[Given request]
Rewrite the lines between the one holding "cell-value: –0.24 [720,313,776,329]" and the one holding "cell-value: 5 [776,329,832,345]", inclusive, with "cell-cond" changed to "cell-condition" and nothing else altered.
+++++
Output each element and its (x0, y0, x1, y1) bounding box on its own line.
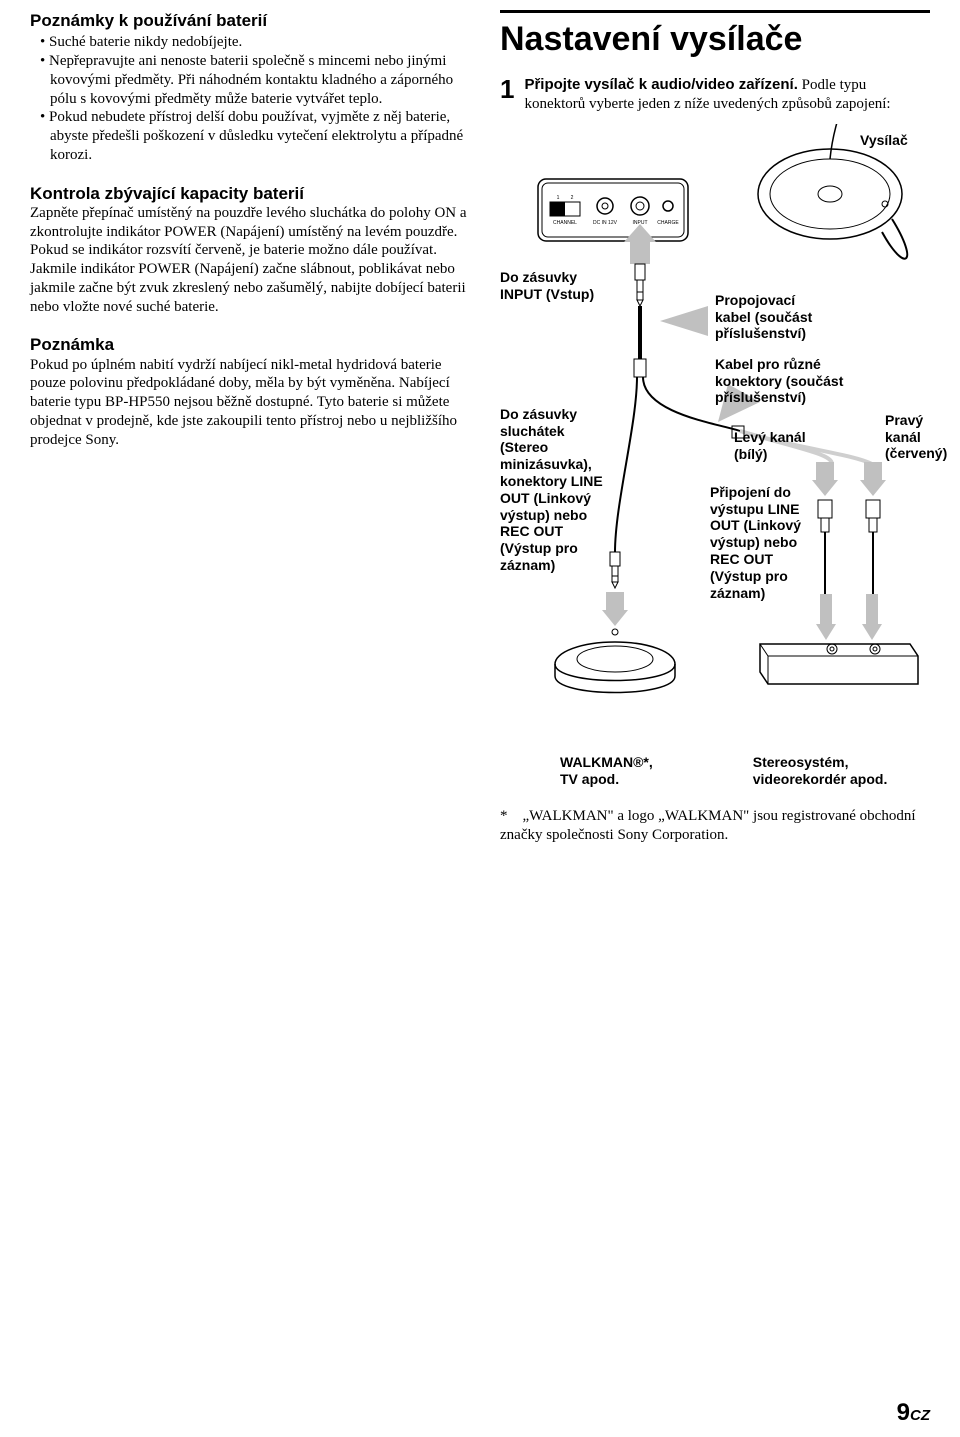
footnote-mark: * (500, 808, 508, 824)
connection-diagram: 1 2 CHANNEL DC IN 12V INPUT CHARGE (500, 124, 930, 744)
label-vysilac: Vysílač (860, 132, 908, 149)
battery-bullets: Suché baterie nikdy nedobíjejte. Nepřepr… (40, 33, 470, 164)
label-pravy: Pravýkanál(červený) (885, 412, 947, 462)
footnote-text: „WALKMAN" a logo „WALKMAN" jsou registro… (500, 808, 916, 843)
label-lineout: Připojení dovýstupu LINEOUT (Linkovývýst… (710, 484, 801, 602)
label-sluchatka: Do zásuvkysluchátek(Stereominizásuvka),k… (500, 406, 620, 574)
label-stereo: Stereosystém,videorekordér apod. (753, 754, 888, 788)
rca-plug-left-icon (818, 500, 832, 532)
panel-charge: CHARGE (657, 220, 679, 226)
bullet-2: Nepřepravujte ani nenoste baterii společ… (40, 52, 470, 108)
bullet-3: Pokud nebudete přístroj delší dobu použí… (40, 108, 470, 164)
note-para: Pokud po úplném nabití vydrží nabíjecí n… (30, 356, 470, 450)
footnote: * „WALKMAN" a logo „WALKMAN" jsou regist… (500, 807, 930, 845)
page-number: 9CZ (897, 1399, 930, 1427)
note-heading: Poznámka (30, 334, 470, 355)
panel-ch2: 2 (571, 195, 574, 201)
bullet-1: Suché baterie nikdy nedobíjejte. (40, 33, 470, 52)
capacity-para-2: Jakmile indikátor POWER (Napájení) začne… (30, 260, 470, 316)
panel-ch1: 1 (557, 195, 560, 201)
label-levy: Levý kanál(bílý) (734, 429, 806, 463)
panel-channel: CHANNEL (553, 220, 577, 226)
label-propoj: Propojovacíkabel (součástpříslušenství) (715, 292, 812, 342)
rca-plug-right-icon (866, 500, 880, 532)
minijack-plug-icon (635, 264, 645, 306)
right-title: Nastavení vysílače (500, 10, 930, 58)
panel-dcin: DC IN 12V (593, 220, 618, 226)
step-bold: Připojte vysílač k audio/video zařízení. (524, 76, 797, 93)
capacity-para-1: Zapněte přepínač umístěný na pouzdře lev… (30, 204, 470, 260)
label-walkman: WALKMAN®*,TV apod. (560, 754, 653, 788)
capacity-heading: Kontrola zbývající kapacity baterií (30, 183, 470, 204)
step-number: 1 (500, 76, 514, 114)
label-input-jack: Do zásuvkyINPUT (Vstup) (500, 269, 594, 303)
battery-notes-heading: Poznámky k používání baterií (30, 10, 470, 31)
label-kabel-ruzne: Kabel pro různékonektory (součástpřísluš… (715, 356, 843, 406)
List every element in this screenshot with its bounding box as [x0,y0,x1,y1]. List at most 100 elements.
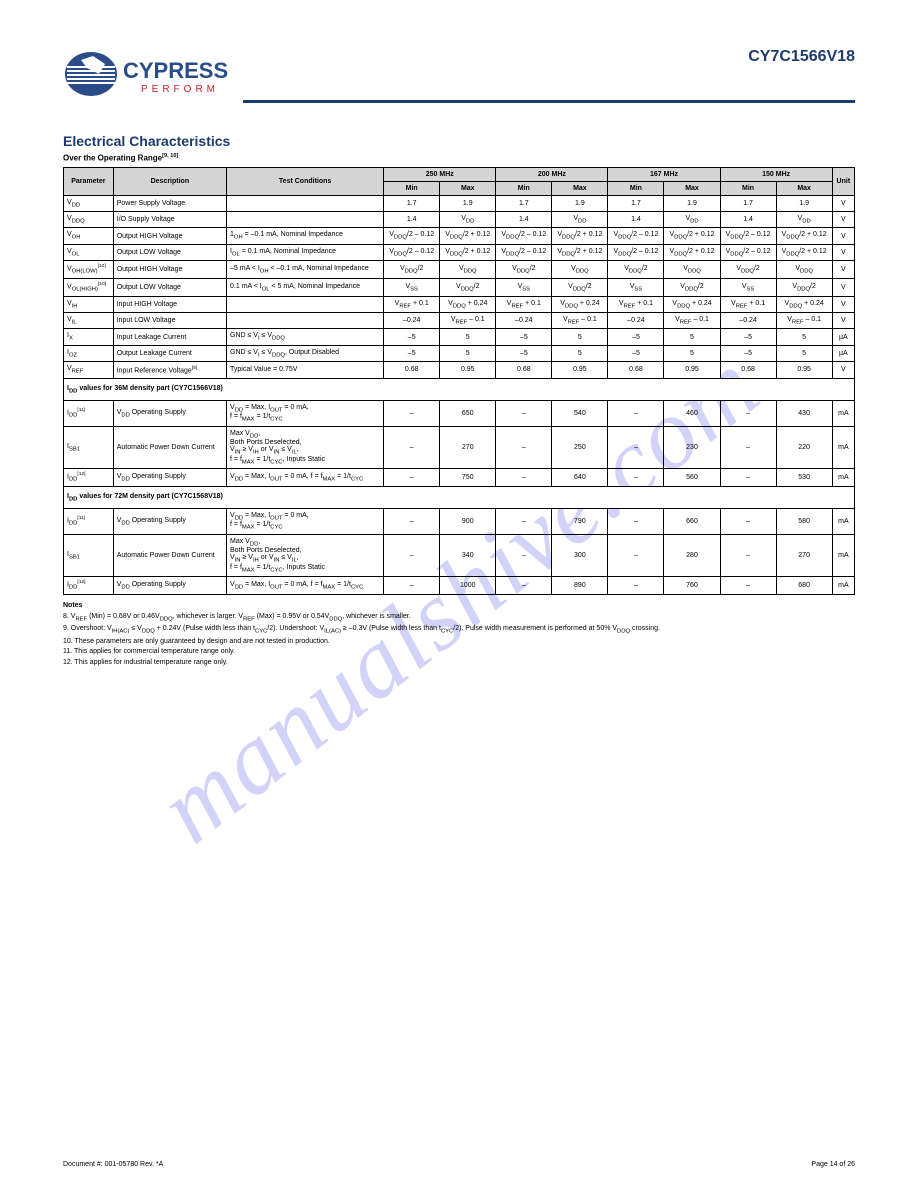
cell-value: –0.24 [720,313,776,329]
cell-value: VDDQ/2 [552,278,608,296]
cell-value: –0.24 [384,313,440,329]
cell-value: 680 [776,577,832,595]
cell-cond: –5 mA < IOH < –0.1 mA, Nominal Impedance [227,261,384,279]
cell-param: IDD[12] [64,577,114,595]
cell-value: – [496,468,552,486]
cell-value: VDDQ [664,261,720,279]
table-row: IDD[12]VDD Operating SupplyVDD = Max, IO… [64,468,855,486]
cell-desc: I/O Supply Voltage [113,212,226,228]
col-min: Min [384,181,440,195]
cell-param: VREF [64,362,114,378]
cell-value: VDDQ/2 – 0.12 [496,244,552,260]
cell-value: VDDQ/2 – 0.12 [496,228,552,244]
cell-value: – [384,509,440,535]
cell-value: VDDQ [440,261,496,279]
cell-value: VDDQ/2 + 0.12 [440,228,496,244]
cell-value: VDDQ/2 [776,278,832,296]
cell-value: 560 [664,468,720,486]
cell-value: VDDQ/2 + 0.12 [664,244,720,260]
cell-value: – [720,534,776,576]
cell-unit: mA [832,426,854,468]
table-row: ISB1Automatic Power Down CurrentMax VDD,… [64,426,855,468]
table-row: VDDPower Supply Voltage1.71.91.71.91.71.… [64,195,855,211]
cell-value: VDDQ/2 + 0.12 [552,228,608,244]
cell-value: VSS [384,278,440,296]
cell-value: VDDQ + 0.24 [552,296,608,312]
cell-cond: Max VDD,Both Ports Deselected,VIN ≥ VIH … [227,534,384,576]
cell-cond: VDD = Max, IOUT = 0 mA, f = fMAX = 1/tCY… [227,468,384,486]
cell-value: 5 [776,329,832,345]
table-row: IDD[11]VDD Operating SupplyVDD = Max, IO… [64,401,855,427]
cell-value: VDDQ/2 + 0.12 [776,228,832,244]
cell-value: 750 [440,468,496,486]
cell-value: 5 [664,345,720,361]
cell-cond: IOL = 0.1 mA, Nominal Impedance [227,244,384,260]
cell-desc: Automatic Power Down Current [113,534,226,576]
cell-value: VDDQ/2 + 0.12 [776,244,832,260]
cell-value: 0.68 [608,362,664,378]
cell-value: 1000 [440,577,496,595]
cell-unit: mA [832,534,854,576]
cell-value: – [720,577,776,595]
cell-cond: VDD = Max, IOUT = 0 mA,f = fMAX = 1/tCYC [227,401,384,427]
cell-value: VDDQ/2 – 0.12 [384,244,440,260]
cell-value: – [720,426,776,468]
cell-param: VDD [64,195,114,211]
cell-unit: V [832,296,854,312]
cell-value: – [496,534,552,576]
footnote-item: 12. This applies for industrial temperat… [63,658,855,668]
cell-value: –5 [608,345,664,361]
cell-value: 890 [552,577,608,595]
cell-value: – [608,534,664,576]
table-row: VOHOutput HIGH Voltage1OH = –0.1 mA, Nom… [64,228,855,244]
cell-unit: V [832,228,854,244]
cell-desc: Input Leakage Current [113,329,226,345]
cell-value: 280 [664,534,720,576]
cell-value: –5 [720,329,776,345]
cell-value: 5 [776,345,832,361]
col-parameter: Parameter [64,167,114,195]
col-200mhz: 200 MHz [496,167,608,181]
cell-desc: VDD Operating Supply [113,577,226,595]
cell-unit: mA [832,577,854,595]
table-row: IDD[12]VDD Operating SupplyVDD = Max, IO… [64,577,855,595]
col-description: Description [113,167,226,195]
cell-value: 1.7 [608,195,664,211]
cell-desc: VDD Operating Supply [113,509,226,535]
cell-value: 0.95 [552,362,608,378]
cell-value: – [496,509,552,535]
table-row: VREFInput Reference Voltage[8]Typical Va… [64,362,855,378]
cell-value: VREF + 0.1 [720,296,776,312]
col-max: Max [664,181,720,195]
cell-value: VDDQ + 0.24 [664,296,720,312]
cell-param: VIH [64,296,114,312]
cell-value: VDDQ/2 [496,261,552,279]
document-page: CYPRESS PERFORM CY7C1566V18 Electrical C… [0,0,918,699]
electrical-characteristics-table: Parameter Description Test Conditions 25… [63,167,855,595]
cell-value: 1.4 [720,212,776,228]
cell-value: VDD [664,212,720,228]
cypress-logo: CYPRESS PERFORM [63,46,243,102]
cell-desc: Input LOW Voltage [113,313,226,329]
col-max: Max [440,181,496,195]
cell-value: 270 [440,426,496,468]
caption-footnote: [9, 10] [162,153,178,159]
cell-value: – [720,509,776,535]
cell-value: 1.7 [720,195,776,211]
cell-value: 530 [776,468,832,486]
cell-value: VDDQ + 0.24 [440,296,496,312]
footer-left: Document #: 001-05780 Rev. *A [63,1161,163,1168]
cell-cond: VDD = Max, IOUT = 0 mA, f = fMAX = 1/tCY… [227,577,384,595]
cell-value: VDDQ/2 – 0.12 [608,244,664,260]
cell-cond: 0.1 mA < IOL < 5 mA, Nominal Impedance [227,278,384,296]
footnote-item: 8. VREF (Min) = 0.68V or 0.46VDDQ, which… [63,612,855,624]
table-row: IDD[11]VDD Operating SupplyVDD = Max, IO… [64,509,855,535]
cell-unit: V [832,212,854,228]
cell-desc: Output Leakage Current [113,345,226,361]
cell-value: –5 [384,329,440,345]
cell-cond: GND ≤ VI ≤ VDDQ, Output Disabled [227,345,384,361]
cell-param: VOH(LOW)[10] [64,261,114,279]
cell-value: 300 [552,534,608,576]
col-unit: Unit [832,167,854,195]
cell-desc: Automatic Power Down Current [113,426,226,468]
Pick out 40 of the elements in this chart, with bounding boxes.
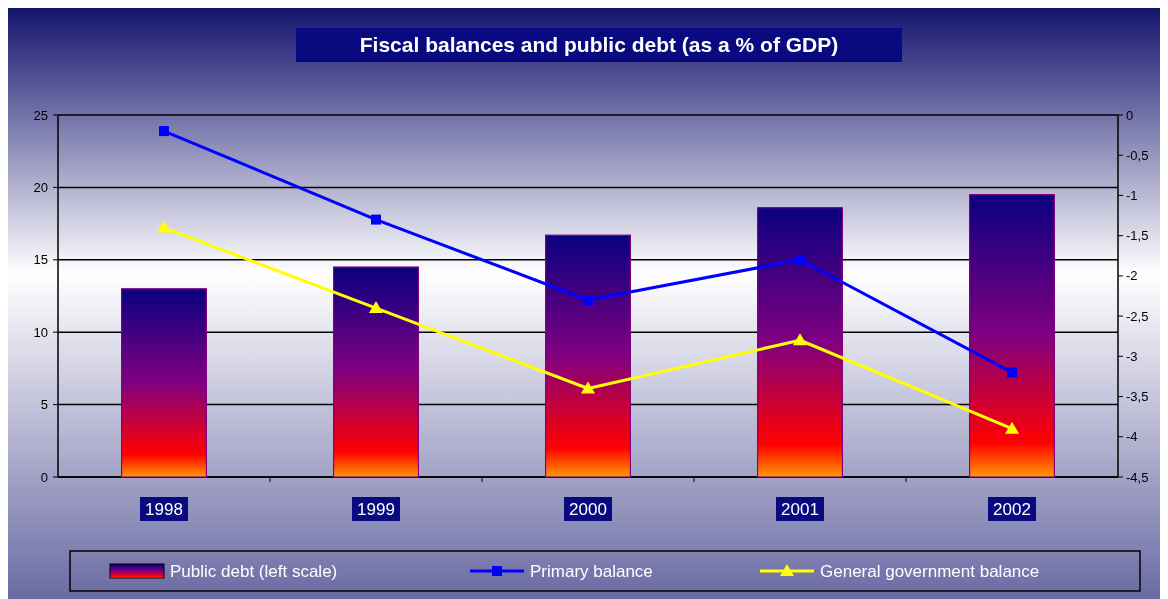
+++++
[Right answer]
cell-value: –0.24 [720,313,776,329]
cell-value: VDDQ/2 [552,278,608,296]
cell-value: –0.24 [384,313,440,329]
cell-value: 680 [776,577,832,595]
cell-condition: –5 mA < IOH < –0.1 mA, Nominal Impedance [227,261,384,279]
cell-param: IDD[12] [64,577,114,595]
cell-value: – [496,468,552,486]
cell-value: VDDQ [664,261,720,279]
table-row: IDD[12]VDD Operating SupplyVDD = Max, IO… [64,468,855,486]
cell-desc: I/O Supply Voltage [113,212,226,228]
col-min: Min [384,181,440,195]
cell-param: VREF [64,362,114,378]
cell-value: VDDQ/2 – 0.12 [496,244,552,260]
cell-value: VDDQ/2 – 0.12 [496,228,552,244]
cell-value: – [384,509,440,535]
cell-value: VDDQ [440,261,496,279]
cell-value: VDDQ/2 + 0.12 [440,228,496,244]
cell-value: VDDQ/2 [776,278,832,296]
cell-value: 560 [664,468,720,486]
cell-value: VDDQ/2 + 0.12 [664,244,720,260]
cell-value: – [720,534,776,576]
cell-unit: mA [832,426,854,468]
table-row: ISB1Automatic Power Down CurrentMax VDD,… [64,426,855,468]
table-row: VDDPower Supply Voltage1.71.91.71.91.71.… [64,195,855,211]
cell-value: VDDQ/2 + 0.12 [552,228,608,244]
cell-value: VSS [384,278,440,296]
cell-value: VDDQ + 0.24 [552,296,608,312]
cell-condition: Max VDD,Both Ports Deselected,VIN ≥ VIH … [227,534,384,576]
cell-condition: VDD = Max, IOUT = 0 mA, f = fMAX = 1/tCY… [227,468,384,486]
cell-value: 5 [776,329,832,345]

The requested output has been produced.